● What is being asked: List each line of the data that holds the string "elit", please.

● Given entries:
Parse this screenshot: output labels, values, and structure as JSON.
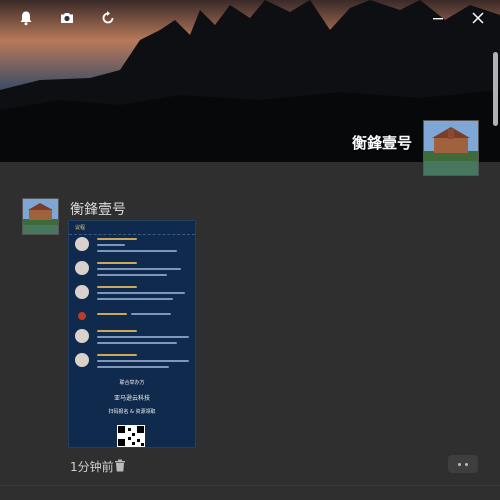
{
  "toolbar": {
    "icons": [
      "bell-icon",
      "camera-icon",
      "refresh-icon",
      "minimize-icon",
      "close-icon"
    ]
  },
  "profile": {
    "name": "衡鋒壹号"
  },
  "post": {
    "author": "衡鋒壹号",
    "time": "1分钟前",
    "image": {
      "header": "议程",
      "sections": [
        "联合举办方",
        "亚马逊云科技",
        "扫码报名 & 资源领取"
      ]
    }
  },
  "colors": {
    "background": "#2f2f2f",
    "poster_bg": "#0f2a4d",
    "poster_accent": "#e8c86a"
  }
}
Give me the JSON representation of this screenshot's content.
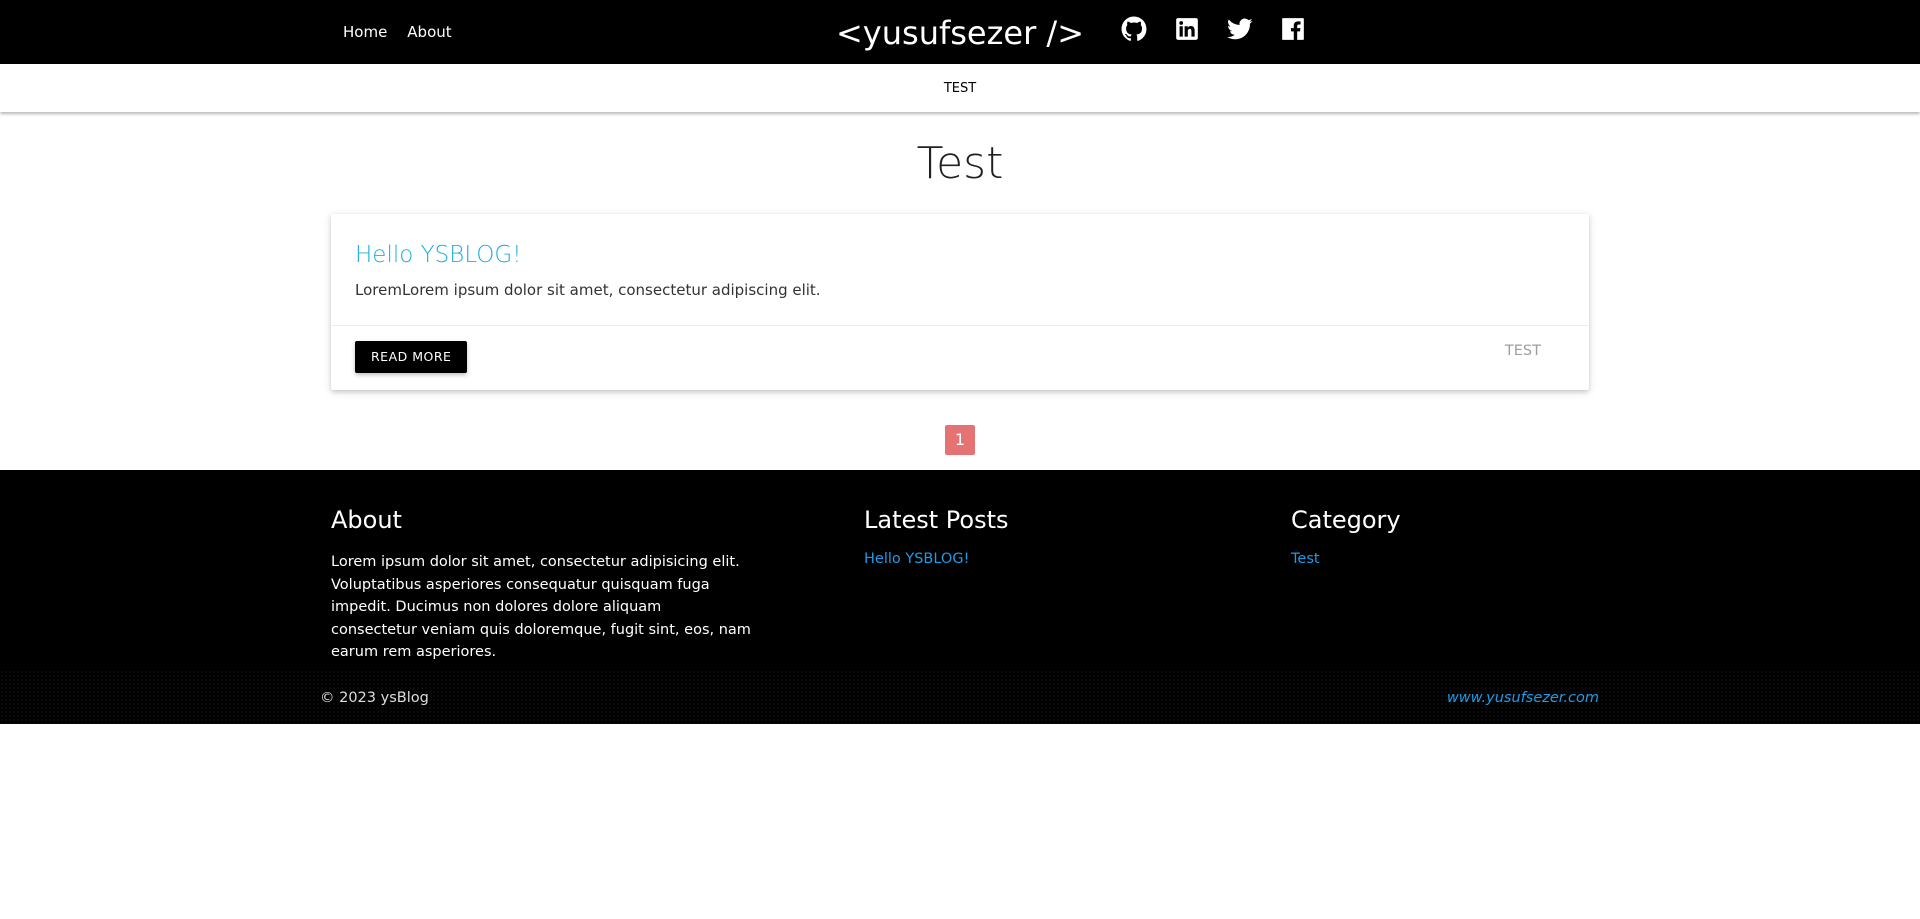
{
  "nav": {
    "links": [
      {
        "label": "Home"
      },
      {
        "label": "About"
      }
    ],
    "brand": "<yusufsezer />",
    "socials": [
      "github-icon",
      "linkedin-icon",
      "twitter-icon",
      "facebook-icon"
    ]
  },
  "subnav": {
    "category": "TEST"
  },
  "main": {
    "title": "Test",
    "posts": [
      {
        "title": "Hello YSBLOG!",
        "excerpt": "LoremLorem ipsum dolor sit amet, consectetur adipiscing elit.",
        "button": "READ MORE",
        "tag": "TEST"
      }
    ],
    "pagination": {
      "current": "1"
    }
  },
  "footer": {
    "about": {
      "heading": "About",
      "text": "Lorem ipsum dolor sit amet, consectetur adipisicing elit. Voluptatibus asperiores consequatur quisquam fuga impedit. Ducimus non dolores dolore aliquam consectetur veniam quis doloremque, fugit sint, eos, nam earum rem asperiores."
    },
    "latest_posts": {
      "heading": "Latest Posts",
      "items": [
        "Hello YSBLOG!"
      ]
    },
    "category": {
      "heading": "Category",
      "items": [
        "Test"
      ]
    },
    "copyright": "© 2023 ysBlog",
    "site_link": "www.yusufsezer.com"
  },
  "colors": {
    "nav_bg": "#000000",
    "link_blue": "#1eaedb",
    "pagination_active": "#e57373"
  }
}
...
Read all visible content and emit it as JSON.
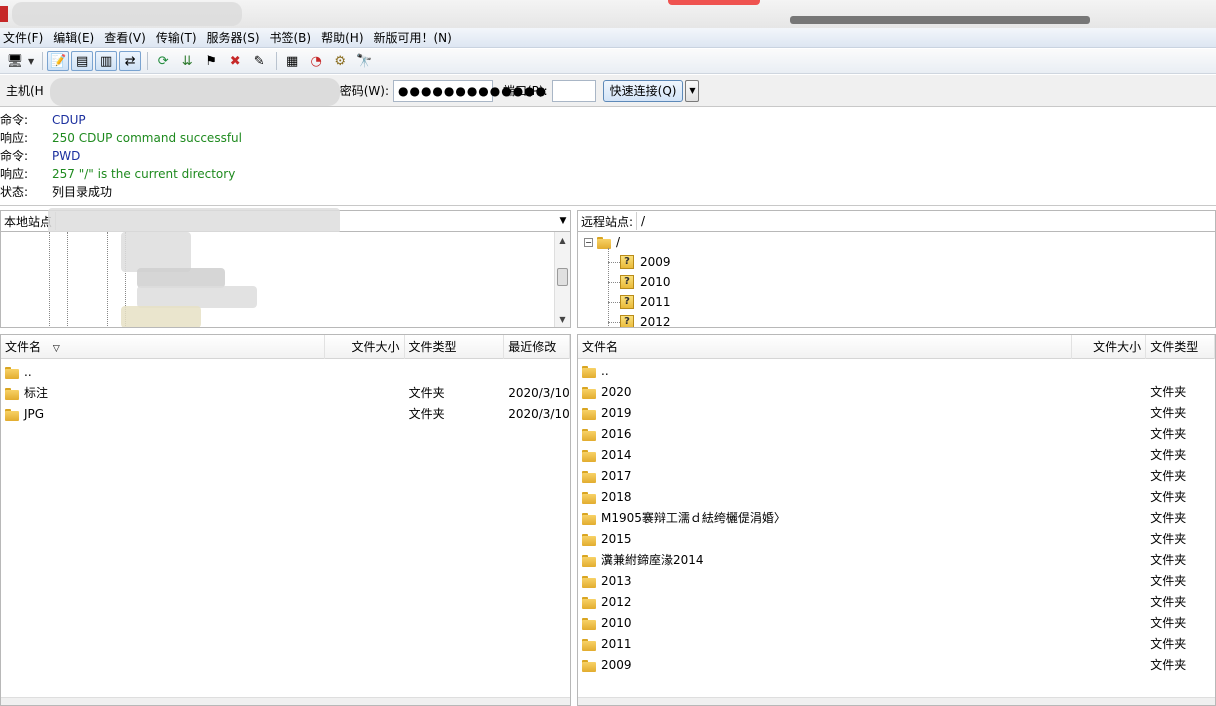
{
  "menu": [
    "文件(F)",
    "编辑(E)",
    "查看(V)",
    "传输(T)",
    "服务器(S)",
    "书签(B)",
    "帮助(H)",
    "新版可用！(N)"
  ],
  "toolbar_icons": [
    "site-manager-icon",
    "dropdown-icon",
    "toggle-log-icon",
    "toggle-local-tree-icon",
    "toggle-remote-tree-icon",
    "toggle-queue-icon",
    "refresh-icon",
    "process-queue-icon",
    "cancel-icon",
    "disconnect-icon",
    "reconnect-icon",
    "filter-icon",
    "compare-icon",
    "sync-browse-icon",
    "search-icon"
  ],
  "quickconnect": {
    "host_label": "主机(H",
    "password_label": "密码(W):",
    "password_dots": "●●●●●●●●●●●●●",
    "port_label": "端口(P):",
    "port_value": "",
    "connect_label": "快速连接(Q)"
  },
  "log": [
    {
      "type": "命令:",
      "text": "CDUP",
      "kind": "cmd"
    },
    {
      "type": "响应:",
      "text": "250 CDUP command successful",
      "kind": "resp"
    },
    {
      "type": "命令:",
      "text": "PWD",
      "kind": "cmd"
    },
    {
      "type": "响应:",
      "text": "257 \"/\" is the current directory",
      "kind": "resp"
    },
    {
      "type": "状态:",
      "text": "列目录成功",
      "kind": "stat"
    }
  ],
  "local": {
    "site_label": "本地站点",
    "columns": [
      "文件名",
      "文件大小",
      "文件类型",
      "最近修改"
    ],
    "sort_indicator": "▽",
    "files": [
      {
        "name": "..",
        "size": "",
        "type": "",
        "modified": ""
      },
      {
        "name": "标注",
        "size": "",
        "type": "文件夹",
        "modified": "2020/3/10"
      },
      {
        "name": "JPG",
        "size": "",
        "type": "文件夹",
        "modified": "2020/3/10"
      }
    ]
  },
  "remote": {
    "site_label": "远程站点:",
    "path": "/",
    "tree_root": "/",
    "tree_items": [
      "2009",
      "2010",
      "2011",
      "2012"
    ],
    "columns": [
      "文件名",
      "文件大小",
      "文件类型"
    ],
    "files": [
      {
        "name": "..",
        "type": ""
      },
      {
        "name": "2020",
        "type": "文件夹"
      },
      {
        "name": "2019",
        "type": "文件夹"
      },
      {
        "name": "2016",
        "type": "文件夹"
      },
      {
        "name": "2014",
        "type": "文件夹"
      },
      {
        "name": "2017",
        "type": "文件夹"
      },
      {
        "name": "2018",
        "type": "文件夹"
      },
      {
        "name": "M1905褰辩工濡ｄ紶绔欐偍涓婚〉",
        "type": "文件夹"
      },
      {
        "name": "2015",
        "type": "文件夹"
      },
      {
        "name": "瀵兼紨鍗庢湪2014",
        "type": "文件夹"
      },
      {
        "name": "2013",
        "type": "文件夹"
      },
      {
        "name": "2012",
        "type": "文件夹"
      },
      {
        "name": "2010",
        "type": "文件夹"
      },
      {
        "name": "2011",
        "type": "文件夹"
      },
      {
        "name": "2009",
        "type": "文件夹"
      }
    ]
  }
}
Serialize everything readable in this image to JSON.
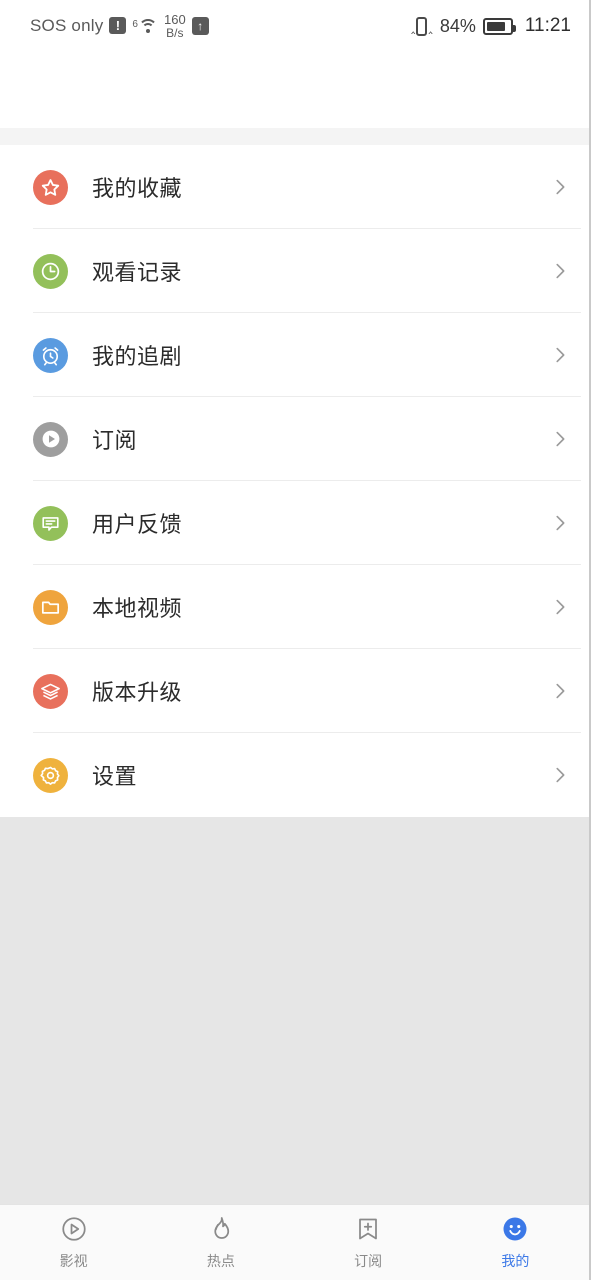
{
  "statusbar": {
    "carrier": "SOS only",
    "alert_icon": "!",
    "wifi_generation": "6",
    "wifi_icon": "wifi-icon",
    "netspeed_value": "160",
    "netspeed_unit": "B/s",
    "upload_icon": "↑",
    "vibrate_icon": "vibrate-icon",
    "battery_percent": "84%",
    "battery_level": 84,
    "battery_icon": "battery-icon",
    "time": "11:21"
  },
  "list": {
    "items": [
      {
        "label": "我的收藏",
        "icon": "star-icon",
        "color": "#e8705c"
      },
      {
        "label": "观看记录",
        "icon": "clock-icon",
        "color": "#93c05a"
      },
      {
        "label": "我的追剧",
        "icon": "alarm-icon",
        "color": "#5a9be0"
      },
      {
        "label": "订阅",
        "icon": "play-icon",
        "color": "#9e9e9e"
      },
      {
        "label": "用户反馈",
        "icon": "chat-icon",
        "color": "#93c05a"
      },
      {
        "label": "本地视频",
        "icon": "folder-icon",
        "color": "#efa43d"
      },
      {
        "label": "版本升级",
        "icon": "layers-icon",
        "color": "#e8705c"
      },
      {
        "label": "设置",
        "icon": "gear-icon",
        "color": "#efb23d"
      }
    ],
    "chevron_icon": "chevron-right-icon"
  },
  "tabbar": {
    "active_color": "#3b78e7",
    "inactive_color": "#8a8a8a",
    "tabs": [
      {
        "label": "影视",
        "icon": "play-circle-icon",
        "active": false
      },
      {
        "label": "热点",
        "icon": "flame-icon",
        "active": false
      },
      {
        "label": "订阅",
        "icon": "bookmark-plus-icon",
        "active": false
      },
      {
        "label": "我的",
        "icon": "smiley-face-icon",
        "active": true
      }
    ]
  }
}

● Task answer:
        "excerpt": "LoremLorem ipsum dolor sit amet, consectetur adipiscing elit.",
      "text": "Lorem ipsum dolor sit amet, consectetur adipisicing elit. Voluptatibus asperiores consequatur quisquam fuga impedit. Ducimus non dolores dolore aliquam consectetur veniam quis doloremque, fugit sint, eos, nam earum rem asperiores."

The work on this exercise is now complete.